Work to complete:
Scan the data beneath this task and copy each line that includes "Fisher".

Task data:
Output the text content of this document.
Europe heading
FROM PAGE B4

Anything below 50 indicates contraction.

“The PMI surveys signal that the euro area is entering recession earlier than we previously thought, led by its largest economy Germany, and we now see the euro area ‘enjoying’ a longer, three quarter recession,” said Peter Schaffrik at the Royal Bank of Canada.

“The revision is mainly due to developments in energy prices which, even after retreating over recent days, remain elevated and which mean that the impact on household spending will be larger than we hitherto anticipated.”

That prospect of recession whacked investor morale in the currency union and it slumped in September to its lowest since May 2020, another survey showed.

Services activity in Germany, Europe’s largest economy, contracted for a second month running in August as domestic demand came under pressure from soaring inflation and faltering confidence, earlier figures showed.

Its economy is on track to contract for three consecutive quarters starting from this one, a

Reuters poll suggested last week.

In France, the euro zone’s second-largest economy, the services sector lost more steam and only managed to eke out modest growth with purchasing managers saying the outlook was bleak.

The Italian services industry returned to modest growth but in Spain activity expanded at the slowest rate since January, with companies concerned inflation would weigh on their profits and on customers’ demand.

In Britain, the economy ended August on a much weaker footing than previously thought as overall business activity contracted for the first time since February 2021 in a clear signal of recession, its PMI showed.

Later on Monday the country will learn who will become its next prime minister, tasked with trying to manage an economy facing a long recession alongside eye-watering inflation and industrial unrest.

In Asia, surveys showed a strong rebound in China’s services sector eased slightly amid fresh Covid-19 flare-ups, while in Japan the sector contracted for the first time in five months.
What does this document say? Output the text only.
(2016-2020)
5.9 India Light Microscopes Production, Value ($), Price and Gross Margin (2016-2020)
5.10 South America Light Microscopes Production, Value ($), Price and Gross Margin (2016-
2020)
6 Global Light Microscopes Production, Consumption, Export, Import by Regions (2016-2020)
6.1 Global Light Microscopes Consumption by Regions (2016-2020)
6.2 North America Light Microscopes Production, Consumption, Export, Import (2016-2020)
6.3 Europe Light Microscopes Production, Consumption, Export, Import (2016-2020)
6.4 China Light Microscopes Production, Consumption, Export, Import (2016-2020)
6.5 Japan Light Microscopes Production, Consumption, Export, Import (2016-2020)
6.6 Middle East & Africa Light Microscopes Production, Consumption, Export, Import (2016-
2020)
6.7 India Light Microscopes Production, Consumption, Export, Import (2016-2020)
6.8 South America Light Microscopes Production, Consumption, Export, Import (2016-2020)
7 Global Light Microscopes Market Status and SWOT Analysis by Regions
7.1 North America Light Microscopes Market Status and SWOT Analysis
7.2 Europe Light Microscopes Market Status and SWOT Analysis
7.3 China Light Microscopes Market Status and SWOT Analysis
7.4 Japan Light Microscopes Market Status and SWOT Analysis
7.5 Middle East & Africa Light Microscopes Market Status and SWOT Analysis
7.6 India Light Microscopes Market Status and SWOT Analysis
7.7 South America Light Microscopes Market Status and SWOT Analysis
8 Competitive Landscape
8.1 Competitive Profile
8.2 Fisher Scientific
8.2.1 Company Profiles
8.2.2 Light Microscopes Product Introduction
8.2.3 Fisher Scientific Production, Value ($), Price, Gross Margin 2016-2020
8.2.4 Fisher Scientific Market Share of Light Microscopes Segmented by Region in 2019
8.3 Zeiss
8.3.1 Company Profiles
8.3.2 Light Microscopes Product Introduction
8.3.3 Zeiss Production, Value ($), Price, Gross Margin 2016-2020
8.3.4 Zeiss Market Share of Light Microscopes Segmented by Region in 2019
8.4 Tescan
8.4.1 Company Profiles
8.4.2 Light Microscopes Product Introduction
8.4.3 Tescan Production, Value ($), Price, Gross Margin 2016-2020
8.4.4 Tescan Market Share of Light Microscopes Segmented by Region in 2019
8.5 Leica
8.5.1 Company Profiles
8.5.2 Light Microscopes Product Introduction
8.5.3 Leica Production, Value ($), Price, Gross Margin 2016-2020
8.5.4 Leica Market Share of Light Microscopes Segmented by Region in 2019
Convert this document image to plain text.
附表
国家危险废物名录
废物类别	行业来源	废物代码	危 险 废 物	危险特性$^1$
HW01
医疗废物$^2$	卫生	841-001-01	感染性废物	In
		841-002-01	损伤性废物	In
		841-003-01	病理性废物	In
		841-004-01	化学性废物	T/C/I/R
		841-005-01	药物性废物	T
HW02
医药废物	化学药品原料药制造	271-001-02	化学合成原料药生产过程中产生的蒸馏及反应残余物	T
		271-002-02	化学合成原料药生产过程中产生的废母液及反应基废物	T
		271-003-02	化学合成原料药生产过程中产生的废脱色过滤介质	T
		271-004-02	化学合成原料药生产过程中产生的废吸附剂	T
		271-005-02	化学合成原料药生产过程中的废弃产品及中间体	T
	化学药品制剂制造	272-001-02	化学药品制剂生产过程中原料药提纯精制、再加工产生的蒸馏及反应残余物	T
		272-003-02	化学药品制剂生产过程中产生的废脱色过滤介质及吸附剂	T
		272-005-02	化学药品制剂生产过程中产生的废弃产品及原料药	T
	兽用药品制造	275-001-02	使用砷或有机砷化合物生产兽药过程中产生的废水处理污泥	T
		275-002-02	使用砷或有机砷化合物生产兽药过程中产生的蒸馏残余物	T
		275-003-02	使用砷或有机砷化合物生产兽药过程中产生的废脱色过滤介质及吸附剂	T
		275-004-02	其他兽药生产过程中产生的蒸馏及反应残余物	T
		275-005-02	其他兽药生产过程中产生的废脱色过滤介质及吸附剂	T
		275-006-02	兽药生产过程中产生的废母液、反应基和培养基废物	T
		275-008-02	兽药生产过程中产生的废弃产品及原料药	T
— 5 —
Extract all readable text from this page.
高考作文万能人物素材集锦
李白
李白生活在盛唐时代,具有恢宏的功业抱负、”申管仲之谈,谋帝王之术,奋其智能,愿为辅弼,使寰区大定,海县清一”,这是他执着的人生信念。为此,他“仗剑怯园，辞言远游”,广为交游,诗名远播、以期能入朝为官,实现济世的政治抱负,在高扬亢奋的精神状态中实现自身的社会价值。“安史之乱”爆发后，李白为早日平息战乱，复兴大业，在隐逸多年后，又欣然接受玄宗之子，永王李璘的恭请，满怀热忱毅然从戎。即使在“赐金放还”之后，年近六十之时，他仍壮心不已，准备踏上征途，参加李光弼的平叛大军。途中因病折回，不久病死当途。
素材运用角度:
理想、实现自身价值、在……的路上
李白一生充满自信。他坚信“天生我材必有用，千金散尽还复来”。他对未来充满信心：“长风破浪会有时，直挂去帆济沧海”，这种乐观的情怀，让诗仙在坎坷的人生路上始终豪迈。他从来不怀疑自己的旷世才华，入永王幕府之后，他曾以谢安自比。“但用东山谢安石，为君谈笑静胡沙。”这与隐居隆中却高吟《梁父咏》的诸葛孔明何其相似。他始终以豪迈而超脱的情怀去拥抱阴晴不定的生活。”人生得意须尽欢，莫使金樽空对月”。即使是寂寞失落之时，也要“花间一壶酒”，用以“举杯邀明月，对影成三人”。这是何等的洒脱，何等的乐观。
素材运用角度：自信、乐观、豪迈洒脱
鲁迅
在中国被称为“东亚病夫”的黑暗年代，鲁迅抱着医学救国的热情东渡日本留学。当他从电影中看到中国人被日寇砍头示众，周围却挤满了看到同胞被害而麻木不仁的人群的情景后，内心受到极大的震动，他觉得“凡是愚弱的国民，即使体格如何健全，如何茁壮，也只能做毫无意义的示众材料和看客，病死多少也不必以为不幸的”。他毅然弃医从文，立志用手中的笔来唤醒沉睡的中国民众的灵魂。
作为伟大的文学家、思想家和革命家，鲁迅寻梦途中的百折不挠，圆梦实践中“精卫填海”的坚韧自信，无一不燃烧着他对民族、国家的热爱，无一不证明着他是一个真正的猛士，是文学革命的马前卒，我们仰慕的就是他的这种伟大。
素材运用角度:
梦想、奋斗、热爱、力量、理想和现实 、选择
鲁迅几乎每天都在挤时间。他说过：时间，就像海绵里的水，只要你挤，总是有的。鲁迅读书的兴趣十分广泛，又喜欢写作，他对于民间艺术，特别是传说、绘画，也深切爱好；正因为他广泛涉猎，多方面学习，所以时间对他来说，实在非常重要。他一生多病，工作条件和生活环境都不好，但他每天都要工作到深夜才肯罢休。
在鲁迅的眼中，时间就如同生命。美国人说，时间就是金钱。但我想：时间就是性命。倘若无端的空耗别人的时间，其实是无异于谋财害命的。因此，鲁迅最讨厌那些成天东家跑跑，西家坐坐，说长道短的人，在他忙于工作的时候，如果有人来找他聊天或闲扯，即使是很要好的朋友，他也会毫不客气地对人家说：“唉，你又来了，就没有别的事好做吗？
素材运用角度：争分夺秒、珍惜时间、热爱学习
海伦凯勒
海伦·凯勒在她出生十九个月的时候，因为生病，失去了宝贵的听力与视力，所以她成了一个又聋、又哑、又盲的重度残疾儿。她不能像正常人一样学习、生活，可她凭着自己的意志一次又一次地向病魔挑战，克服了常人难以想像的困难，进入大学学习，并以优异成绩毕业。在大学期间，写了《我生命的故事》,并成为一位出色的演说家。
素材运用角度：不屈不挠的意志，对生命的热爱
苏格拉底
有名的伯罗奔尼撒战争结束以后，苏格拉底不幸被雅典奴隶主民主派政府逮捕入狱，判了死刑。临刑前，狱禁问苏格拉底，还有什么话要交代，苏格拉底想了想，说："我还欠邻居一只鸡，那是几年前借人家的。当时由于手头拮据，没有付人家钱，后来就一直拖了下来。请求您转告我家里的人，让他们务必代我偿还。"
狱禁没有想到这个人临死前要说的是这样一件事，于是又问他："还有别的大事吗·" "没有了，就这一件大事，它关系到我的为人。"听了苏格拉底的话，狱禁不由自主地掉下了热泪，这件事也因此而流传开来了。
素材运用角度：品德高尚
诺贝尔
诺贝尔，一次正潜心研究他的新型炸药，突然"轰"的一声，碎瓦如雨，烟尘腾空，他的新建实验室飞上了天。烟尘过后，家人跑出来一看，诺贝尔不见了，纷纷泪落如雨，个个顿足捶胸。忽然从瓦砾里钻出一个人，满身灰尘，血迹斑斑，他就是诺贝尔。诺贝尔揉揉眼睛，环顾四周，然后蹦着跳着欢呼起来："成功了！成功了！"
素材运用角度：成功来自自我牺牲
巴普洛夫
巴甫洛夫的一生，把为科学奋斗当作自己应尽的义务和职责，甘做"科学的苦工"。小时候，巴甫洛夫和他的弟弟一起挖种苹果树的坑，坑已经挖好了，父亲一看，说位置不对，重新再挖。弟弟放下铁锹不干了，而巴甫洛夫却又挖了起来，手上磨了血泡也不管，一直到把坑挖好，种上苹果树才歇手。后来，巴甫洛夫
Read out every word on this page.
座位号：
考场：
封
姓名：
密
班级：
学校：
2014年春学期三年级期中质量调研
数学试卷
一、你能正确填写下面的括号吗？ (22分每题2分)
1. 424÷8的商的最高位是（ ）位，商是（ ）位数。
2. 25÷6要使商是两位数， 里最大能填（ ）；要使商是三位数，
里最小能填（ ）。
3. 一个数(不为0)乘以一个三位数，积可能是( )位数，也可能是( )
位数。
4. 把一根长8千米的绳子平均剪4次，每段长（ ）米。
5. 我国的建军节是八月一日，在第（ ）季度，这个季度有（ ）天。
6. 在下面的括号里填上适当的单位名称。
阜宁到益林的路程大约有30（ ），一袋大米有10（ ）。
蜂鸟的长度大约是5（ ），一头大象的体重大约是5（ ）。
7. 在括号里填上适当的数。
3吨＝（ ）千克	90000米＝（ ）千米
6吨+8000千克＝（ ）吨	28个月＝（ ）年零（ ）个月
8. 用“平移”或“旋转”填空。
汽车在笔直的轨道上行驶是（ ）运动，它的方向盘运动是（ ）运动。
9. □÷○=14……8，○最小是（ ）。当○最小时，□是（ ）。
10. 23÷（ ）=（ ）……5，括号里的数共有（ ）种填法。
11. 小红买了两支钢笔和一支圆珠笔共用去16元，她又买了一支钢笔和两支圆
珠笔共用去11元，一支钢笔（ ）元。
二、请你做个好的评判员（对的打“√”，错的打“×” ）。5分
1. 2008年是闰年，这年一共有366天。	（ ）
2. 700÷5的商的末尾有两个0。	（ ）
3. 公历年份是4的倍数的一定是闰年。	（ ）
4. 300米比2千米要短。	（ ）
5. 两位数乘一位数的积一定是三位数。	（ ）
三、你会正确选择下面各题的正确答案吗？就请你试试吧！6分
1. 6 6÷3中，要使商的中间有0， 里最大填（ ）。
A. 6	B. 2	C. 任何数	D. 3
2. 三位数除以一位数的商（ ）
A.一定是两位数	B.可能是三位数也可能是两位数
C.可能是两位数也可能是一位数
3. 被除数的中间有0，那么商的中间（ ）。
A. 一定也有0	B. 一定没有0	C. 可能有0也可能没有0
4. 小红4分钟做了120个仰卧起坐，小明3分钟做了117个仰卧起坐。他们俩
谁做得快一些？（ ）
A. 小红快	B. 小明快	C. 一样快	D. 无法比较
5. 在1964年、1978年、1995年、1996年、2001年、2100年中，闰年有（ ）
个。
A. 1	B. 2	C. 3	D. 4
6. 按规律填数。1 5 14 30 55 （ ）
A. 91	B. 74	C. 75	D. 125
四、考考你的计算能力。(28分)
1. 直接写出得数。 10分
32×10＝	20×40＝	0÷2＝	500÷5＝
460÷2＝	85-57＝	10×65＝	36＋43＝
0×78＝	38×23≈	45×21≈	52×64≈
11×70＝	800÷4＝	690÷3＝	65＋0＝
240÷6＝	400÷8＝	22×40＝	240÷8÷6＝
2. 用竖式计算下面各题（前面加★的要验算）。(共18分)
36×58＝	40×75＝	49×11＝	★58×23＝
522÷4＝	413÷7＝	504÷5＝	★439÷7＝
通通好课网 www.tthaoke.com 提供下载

In response:
8.2 Fisher Scientific
8.2.3 Fisher Scientific Production, Value ($), Price, Gross Margin 2016-2020
8.2.4 Fisher Scientific Market Share of Light Microscopes Segmented by Region in 2019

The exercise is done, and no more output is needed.